— BEGIN Listing —
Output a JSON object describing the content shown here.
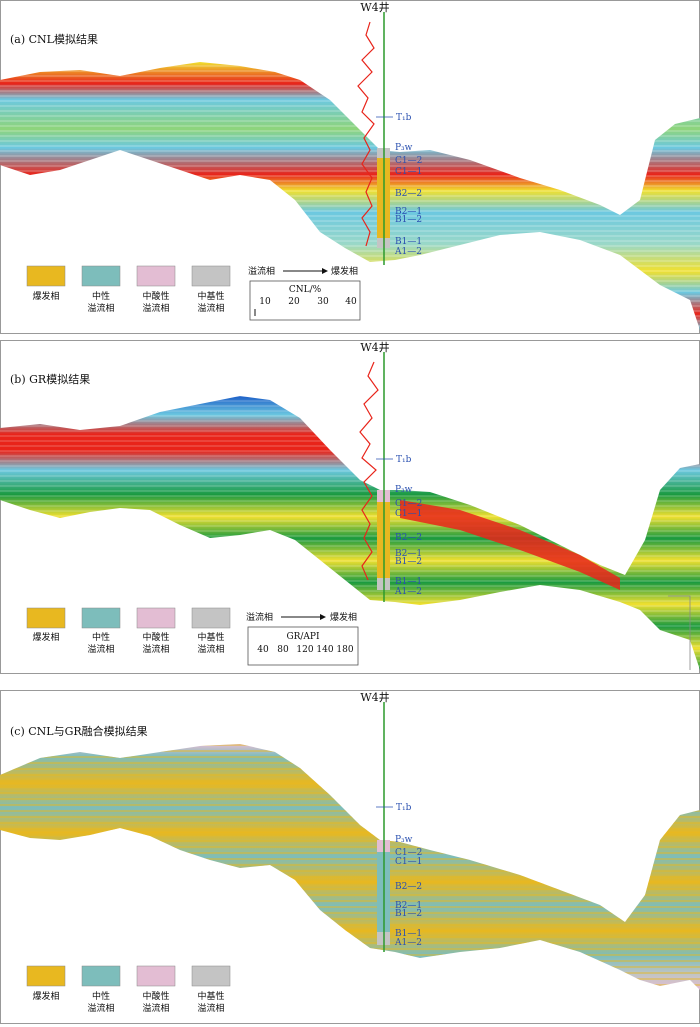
{
  "figure": {
    "well_name": "W4井",
    "panels": [
      {
        "id": "a",
        "title": "(a)  CNL模拟结果",
        "legend_direction_left": "溢流相",
        "legend_direction_right": "爆发相",
        "scale_title": "CNL/%",
        "scale_ticks": [
          "10",
          "20",
          "30",
          "40"
        ]
      },
      {
        "id": "b",
        "title": "(b)  GR模拟结果",
        "legend_direction_left": "溢流相",
        "legend_direction_right": "爆发相",
        "scale_title": "GR/API",
        "scale_ticks": [
          "40",
          "80",
          "120",
          "140",
          "180"
        ]
      },
      {
        "id": "c",
        "title": "(c)  CNL与GR融合模拟结果"
      }
    ],
    "legend": [
      {
        "line1": "爆发相",
        "line2": "",
        "color": "#e8b820"
      },
      {
        "line1": "中性",
        "line2": "溢流相",
        "color": "#7dbdbb"
      },
      {
        "line1": "中酸性",
        "line2": "溢流相",
        "color": "#e3bdd3"
      },
      {
        "line1": "中基性",
        "line2": "溢流相",
        "color": "#c4c4c4"
      }
    ],
    "horizons": {
      "top": "T₁b",
      "p3w": "P₃w",
      "layers": [
        "C1—2",
        "C1—1",
        "B2—2",
        "B2—1",
        "B1—2",
        "B1—1",
        "A1—2"
      ]
    },
    "colors": {
      "hot": "#e8241a",
      "yellow": "#f0e030",
      "cyan": "#6cc8e0",
      "green": "#1a9a40",
      "blue": "#1d5fc8",
      "well": "#2c9a2c",
      "horizon_text": "#2a50b0"
    }
  }
}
— END Listing —
▶ **What to do**: Without the pictures, repeat all the records word for word.

▶ **Final answer**:
Output a JSON object describing the content shown here.
{
  "figure": {
    "well_name": "W4井",
    "panels": [
      {
        "id": "a",
        "title": "(a)  CNL模拟结果",
        "legend_direction_left": "溢流相",
        "legend_direction_right": "爆发相",
        "scale_title": "CNL/%",
        "scale_ticks": [
          "10",
          "20",
          "30",
          "40"
        ]
      },
      {
        "id": "b",
        "title": "(b)  GR模拟结果",
        "legend_direction_left": "溢流相",
        "legend_direction_right": "爆发相",
        "scale_title": "GR/API",
        "scale_ticks": [
          "40",
          "80",
          "120",
          "140",
          "180"
        ]
      },
      {
        "id": "c",
        "title": "(c)  CNL与GR融合模拟结果"
      }
    ],
    "legend": [
      {
        "line1": "爆发相",
        "line2": "",
        "color": "#e8b820"
      },
      {
        "line1": "中性",
        "line2": "溢流相",
        "color": "#7dbdbb"
      },
      {
        "line1": "中酸性",
        "line2": "溢流相",
        "color": "#e3bdd3"
      },
      {
        "line1": "中基性",
        "line2": "溢流相",
        "color": "#c4c4c4"
      }
    ],
    "horizons": {
      "top": "T₁b",
      "p3w": "P₃w",
      "layers": [
        "C1—2",
        "C1—1",
        "B2—2",
        "B2—1",
        "B1—2",
        "B1—1",
        "A1—2"
      ]
    },
    "colors": {
      "hot": "#e8241a",
      "yellow": "#f0e030",
      "cyan": "#6cc8e0",
      "green": "#1a9a40",
      "blue": "#1d5fc8",
      "well": "#2c9a2c",
      "horizon_text": "#2a50b0"
    }
  }
}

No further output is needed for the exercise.